[Collection entries]
........
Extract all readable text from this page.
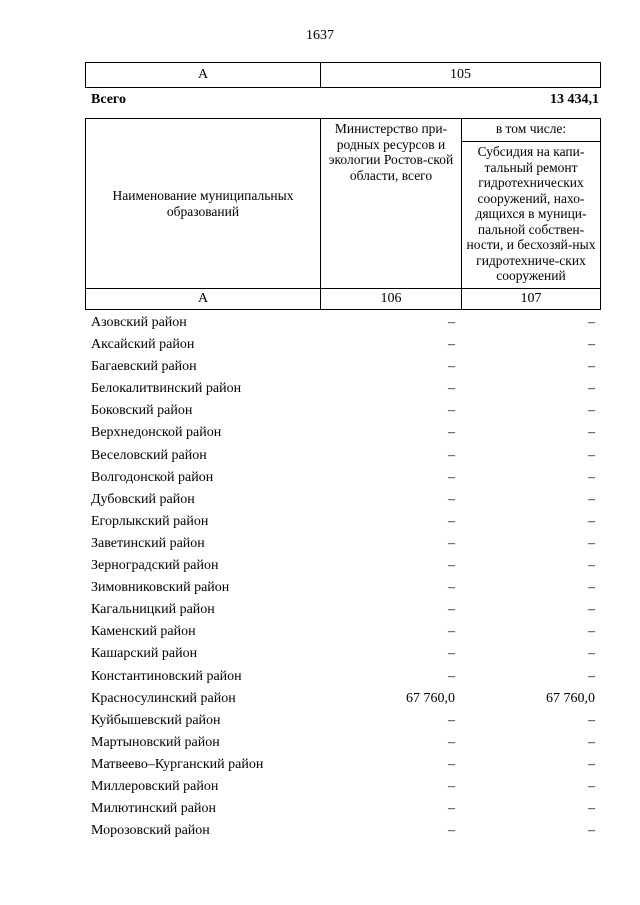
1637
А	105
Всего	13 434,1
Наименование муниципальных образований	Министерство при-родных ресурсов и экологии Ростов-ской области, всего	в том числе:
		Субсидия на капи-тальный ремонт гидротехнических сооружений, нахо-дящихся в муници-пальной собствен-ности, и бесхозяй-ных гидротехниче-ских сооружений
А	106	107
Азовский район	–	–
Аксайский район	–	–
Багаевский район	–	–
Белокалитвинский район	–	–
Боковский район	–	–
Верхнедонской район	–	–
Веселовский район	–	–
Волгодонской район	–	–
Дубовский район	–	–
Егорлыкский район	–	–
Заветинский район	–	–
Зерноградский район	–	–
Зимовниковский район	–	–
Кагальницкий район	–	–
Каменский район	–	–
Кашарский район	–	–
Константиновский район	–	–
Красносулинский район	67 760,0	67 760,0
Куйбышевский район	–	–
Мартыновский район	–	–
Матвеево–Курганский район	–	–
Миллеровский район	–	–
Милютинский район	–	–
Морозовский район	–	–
........
### WHAT IS NEEDED
Exclude the images and reproduce the remaining data exactly.

### FINAL RESULT
Extract all readable text from this page.
1637
А	105
Всего	13 434,1
Наименование муниципальных образований	Министерство при-родных ресурсов и экологии Ростов-ской области, всего	в том числе:
		Субсидия на капи-тальный ремонт гидротехнических сооружений, нахо-дящихся в муници-пальной собствен-ности, и бесхозяй-ных гидротехниче-ских сооружений
А	106	107
Азовский район	–	–
Аксайский район	–	–
Багаевский район	–	–
Белокалитвинский район	–	–
Боковский район	–	–
Верхнедонской район	–	–
Веселовский район	–	–
Волгодонской район	–	–
Дубовский район	–	–
Егорлыкский район	–	–
Заветинский район	–	–
Зерноградский район	–	–
Зимовниковский район	–	–
Кагальницкий район	–	–
Каменский район	–	–
Кашарский район	–	–
Константиновский район	–	–
Красносулинский район	67 760,0	67 760,0
Куйбышевский район	–	–
Мартыновский район	–	–
Матвеево–Курганский район	–	–
Миллеровский район	–	–
Милютинский район	–	–
Морозовский район	–	–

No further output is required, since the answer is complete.